(Task to carry out): Work out how many lines of the listing hold the string "STRATEGI", then answer with that number and nothing else.

(Dataset):
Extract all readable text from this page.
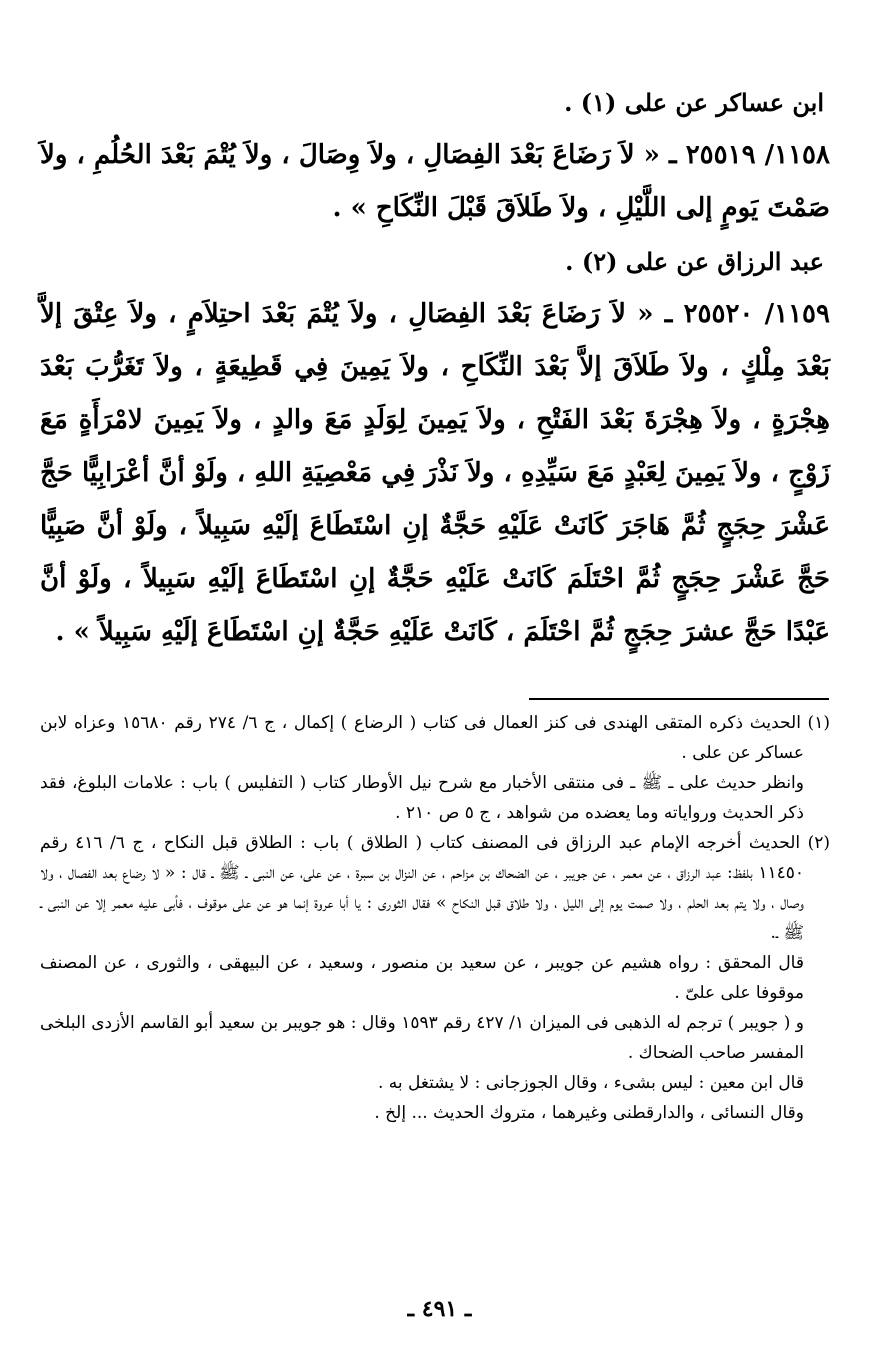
ابن عساكر عن على (١) .

١١٥٨/ ٢٥٥١٩ ـ « لاَ رَضَاعَ بَعْدَ الفِصَالِ ، ولاَ وِصَالَ ، ولاَ يُتْمَ بَعْدَ الحُلُمِ ، ولاَ صَمْتَ يَومٍ إلى اللَّيْلِ ، ولاَ طَلاَقَ قَبْلَ النِّكَاحِ » .

عبد الرزاق عن على (٢) .

١١٥٩/ ٢٥٥٢٠ ـ « لاَ رَضَاعَ بَعْدَ الفِصَالِ ، ولاَ يُتْمَ بَعْدَ احتِلاَمٍ ، ولاَ عِتْقَ إلاَّ بَعْدَ مِلْكٍ ، ولاَ طَلاَقَ إلاَّ بَعْدَ النِّكَاحِ ، ولاَ يَمِينَ فِي قَطِيعَةٍ ، ولاَ تَغَرُّبَ بَعْدَ هِجْرَةٍ ، ولاَ هِجْرَةَ بَعْدَ الفَتْحِ ، ولاَ يَمِينَ لِوَلَدٍ مَعَ والدٍ ، ولاَ يَمِينَ لامْرَأَةٍ مَعَ زَوْجٍ ، ولاَ يَمِينَ لِعَبْدٍ مَعَ سَيِّدِهِ ، ولاَ نَذْرَ فِي مَعْصِيَةِ اللهِ ، ولَوْ أنَّ أعْرَابِيًّا حَجَّ عَشْرَ حِجَجٍ ثُمَّ هَاجَرَ كَانَتْ عَلَيْهِ حَجَّةٌ إنِ اسْتَطَاعَ إلَيْهِ سَبِيلاً ، ولَوْ أنَّ صَبِيًّا حَجَّ عَشْرَ حِجَجٍ ثُمَّ احْتَلَمَ كَانَتْ عَلَيْهِ حَجَّةٌ إنِ اسْتَطَاعَ إلَيْهِ سَبِيلاً ، ولَوْ أنَّ عَبْدًا حَجَّ عشرَ حِجَجٍ ثُمَّ احْتَلَمَ ، كَانَتْ عَلَيْهِ حَجَّةٌ إنِ اسْتَطَاعَ إلَيْهِ سَبِيلاً » .

(١) الحديث ذكره المتقى الهندى فى كنز العمال فى كتاب ( الرضاع ) إكمال ، ج ٦/ ٢٧٤ رقم ١٥٦٨٠ وعزاه لابن عساكر عن على .

وانظر حديث على ـ ﷺ ـ فى منتقى الأخبار مع شرح نيل الأوطار كتاب ( التفليس ) باب : علامات البلوغ، فقد ذكر الحديث ورواياته وما يعضده من شواهد ، ج ٥ ص ٢١٠ .

(٢) الحديث أخرجه الإمام عبد الرزاق فى المصنف كتاب ( الطلاق ) باب : الطلاق قبل النكاح ، ج ٦/ ٤١٦ رقم ١١٤٥٠ بلفظ: عبد الرزاق ، عن معمر ، عن جويبر ، عن الضحاك بن مزاحم ، عن النزال بن سبرة ، عن على، عن النبى ـ ﷺ ـ قال : « لا رضاع بعد الفصال ، ولا وصال ، ولا يتم بعد الحلم ، ولا صمت يوم إلى الليل ، ولا طلاق قبل النكاح » فقال الثورى : يا أبا عروة إنما هو عن على موقوف ، فأبى عليه معمر إلا عن النبى ـ ﷺ ـ.

قال المحقق : رواه هشيم عن جويبر ، عن سعيد بن منصور ، وسعيد ، عن البيهقى ، والثورى ، عن المصنف موقوفا على علىّ .

و ( جويبر ) ترجم له الذهبى فى الميزان ١/ ٤٢٧ رقم ١٥٩٣ وقال : هو جويبر بن سعيد أبو القاسم الأزدى البلخى المفسر صاحب الضحاك .

قال ابن معين : ليس بشىء ، وقال الجوزجانى : لا يشتغل به .

وقال النسائى ، والدارقطنى وغيرهما ، متروك الحديث ... إلخ .

ـ ٤٩١ ـ
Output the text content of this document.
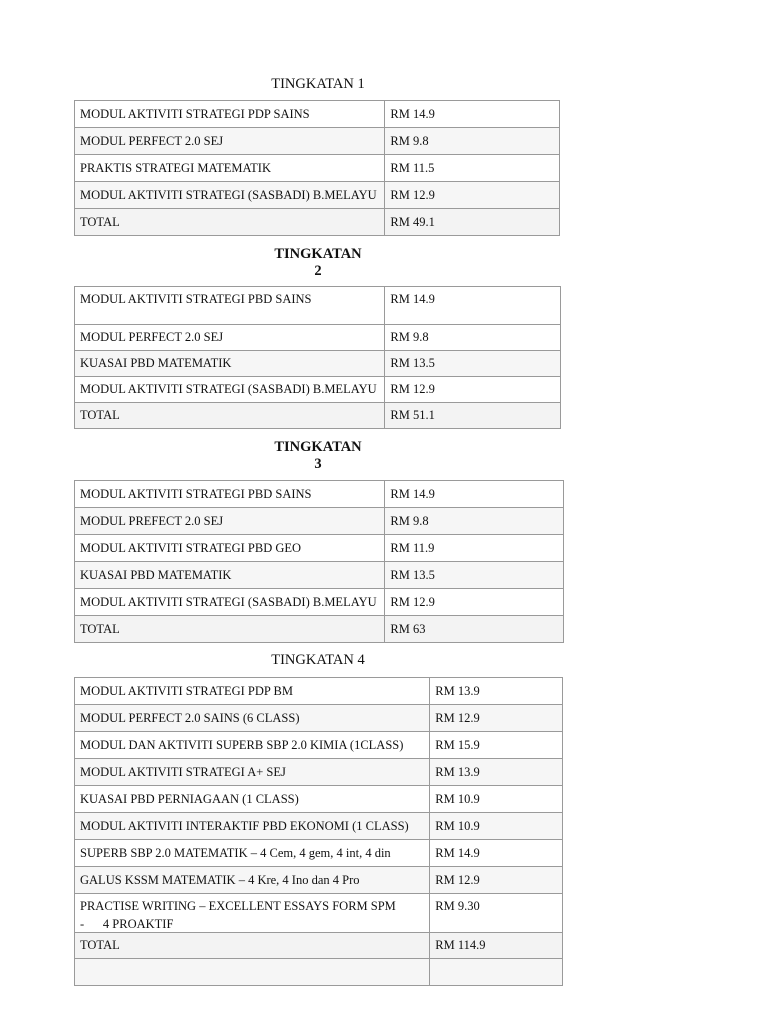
TINGKATAN 1
MODUL AKTIVITI STRATEGI PDP SAINS	RM 14.9
MODUL PERFECT 2.0 SEJ	RM 9.8
PRAKTIS STRATEGI MATEMATIK	RM 11.5
MODUL AKTIVITI STRATEGI (SASBADI) B.MELAYU	RM 12.9
TOTAL	RM 49.1
TINGKATAN
2
MODUL AKTIVITI STRATEGI PBD SAINS	RM 14.9
MODUL PERFECT 2.0 SEJ	RM 9.8
KUASAI PBD MATEMATIK	RM 13.5
MODUL AKTIVITI STRATEGI (SASBADI) B.MELAYU	RM 12.9
TOTAL	RM 51.1
TINGKATAN
3
MODUL AKTIVITI STRATEGI PBD SAINS	RM 14.9
MODUL PREFECT 2.0 SEJ	RM 9.8
MODUL AKTIVITI STRATEGI PBD GEO	RM 11.9
KUASAI PBD MATEMATIK	RM 13.5
MODUL AKTIVITI STRATEGI (SASBADI) B.MELAYU	RM 12.9
TOTAL	RM 63
TINGKATAN 4
MODUL AKTIVITI STRATEGI PDP BM	RM 13.9
MODUL PERFECT 2.0 SAINS (6 CLASS)	RM 12.9
MODUL DAN AKTIVITI SUPERB SBP 2.0 KIMIA (1CLASS)	RM 15.9
MODUL AKTIVITI STRATEGI A+ SEJ	RM 13.9
KUASAI PBD PERNIAGAAN (1 CLASS)	RM 10.9
MODUL AKTIVITI INTERAKTIF PBD EKONOMI (1 CLASS)	RM 10.9
SUPERB SBP 2.0 MATEMATIK – 4 Cem, 4 gem, 4 int, 4 din	RM 14.9
GALUS KSSM MATEMATIK – 4 Kre, 4 Ino dan 4 Pro	RM 12.9
PRACTISE WRITING – EXCELLENT ESSAYS FORM SPM
-      4 PROAKTIF	RM 9.30
TOTAL	RM 114.9
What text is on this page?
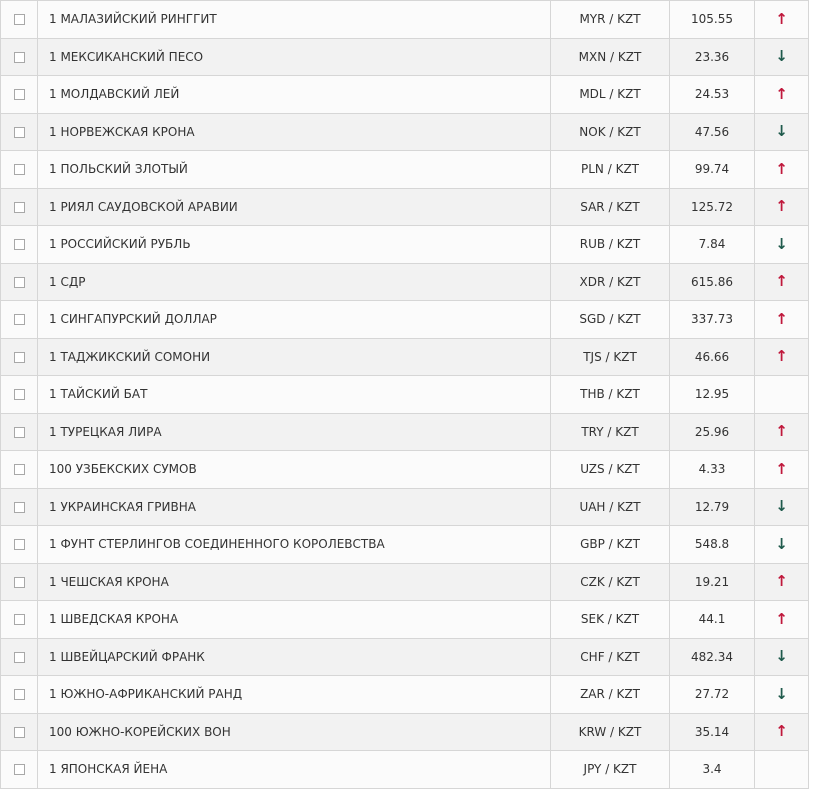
	1 МАЛАЗИЙСКИЙ РИНГГИТ	MYR / KZT	105.55	↑
	1 МЕКСИКАНСКИЙ ПЕСО	MXN / KZT	23.36	↓
	1 МОЛДАВСКИЙ ЛЕЙ	MDL / KZT	24.53	↑
	1 НОРВЕЖСКАЯ КРОНА	NOK / KZT	47.56	↓
	1 ПОЛЬСКИЙ ЗЛОТЫЙ	PLN / KZT	99.74	↑
	1 РИЯЛ САУДОВСКОЙ АРАВИИ	SAR / KZT	125.72	↑
	1 РОССИЙСКИЙ РУБЛЬ	RUB / KZT	7.84	↓
	1 СДР	XDR / KZT	615.86	↑
	1 СИНГАПУРСКИЙ ДОЛЛАР	SGD / KZT	337.73	↑
	1 ТАДЖИКСКИЙ СОМОНИ	TJS / KZT	46.66	↑
	1 ТАЙСКИЙ БАТ	THB / KZT	12.95	
	1 ТУРЕЦКАЯ ЛИРА	TRY / KZT	25.96	↑
	100 УЗБЕКСКИХ СУМОВ	UZS / KZT	4.33	↑
	1 УКРАИНСКАЯ ГРИВНА	UAH / KZT	12.79	↓
	1 ФУНТ СТЕРЛИНГОВ СОЕДИНЕННОГО КОРОЛЕВСТВА	GBP / KZT	548.8	↓
	1 ЧЕШСКАЯ КРОНА	CZK / KZT	19.21	↑
	1 ШВЕДСКАЯ КРОНА	SEK / KZT	44.1	↑
	1 ШВЕЙЦАРСКИЙ ФРАНК	CHF / KZT	482.34	↓
	1 ЮЖНО-АФРИКАНСКИЙ РАНД	ZAR / KZT	27.72	↓
	100 ЮЖНО-КОРЕЙСКИХ ВОН	KRW / KZT	35.14	↑
	1 ЯПОНСКАЯ ЙЕНА	JPY / KZT	3.4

(Solution for this task): 10